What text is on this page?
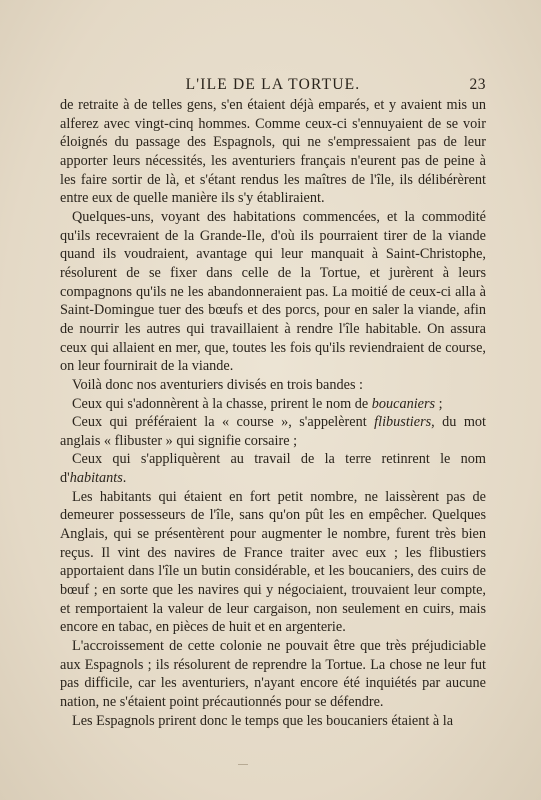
L'ILE DE LA TORTUE.	23

de retraite à de telles gens, s'en étaient déjà emparés, et y avaient mis un alferez avec vingt-cinq hommes. Comme ceux-ci s'ennuyaient de se voir éloignés du passage des Espagnols, qui ne s'empressaient pas de leur apporter leurs nécessités, les aventuriers français n'eurent pas de peine à les faire sortir de là, et s'étant rendus les maîtres de l'île, ils délibérèrent entre eux de quelle manière ils s'y établiraient.

Quelques-uns, voyant des habitations commencées, et la commodité qu'ils recevraient de la Grande-Ile, d'où ils pourraient tirer de la viande quand ils voudraient, avantage qui leur manquait à Saint-Christophe, résolurent de se fixer dans celle de la Tortue, et jurèrent à leurs compagnons qu'ils ne les abandonneraient pas. La moitié de ceux-ci alla à Saint-Domingue tuer des bœufs et des porcs, pour en saler la viande, afin de nourrir les autres qui travaillaient à rendre l'île habitable. On assura ceux qui allaient en mer, que, toutes les fois qu'ils reviendraient de course, on leur fournirait de la viande.

Voilà donc nos aventuriers divisés en trois bandes :

Ceux qui s'adonnèrent à la chasse, prirent le nom de boucaniers ;

Ceux qui préféraient la « course », s'appelèrent flibustiers, du mot anglais « flibuster » qui signifie corsaire ;

Ceux qui s'appliquèrent au travail de la terre retinrent le nom d'habitants.

Les habitants qui étaient en fort petit nombre, ne laissèrent pas de demeurer possesseurs de l'île, sans qu'on pût les en empêcher. Quelques Anglais, qui se présentèrent pour augmenter le nombre, furent très bien reçus. Il vint des navires de France traiter avec eux ; les flibustiers apportaient dans l'île un butin considérable, et les boucaniers, des cuirs de bœuf ; en sorte que les navires qui y négociaient, trouvaient leur compte, et remportaient la valeur de leur cargaison, non seulement en cuirs, mais encore en tabac, en pièces de huit et en argenterie.

L'accroissement de cette colonie ne pouvait être que très préjudiciable aux Espagnols ; ils résolurent de reprendre la Tortue. La chose ne leur fut pas difficile, car les aventuriers, n'ayant encore été inquiétés par aucune nation, ne s'étaient point précautionnés pour se défendre.

Les Espagnols prirent donc le temps que les boucaniers étaient à la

━━━━━━━━━━

= Exercise task =
Looking at the records above, say how many lines hold the string "donc". Write nothing but the number.

= Answer for this exercise =
2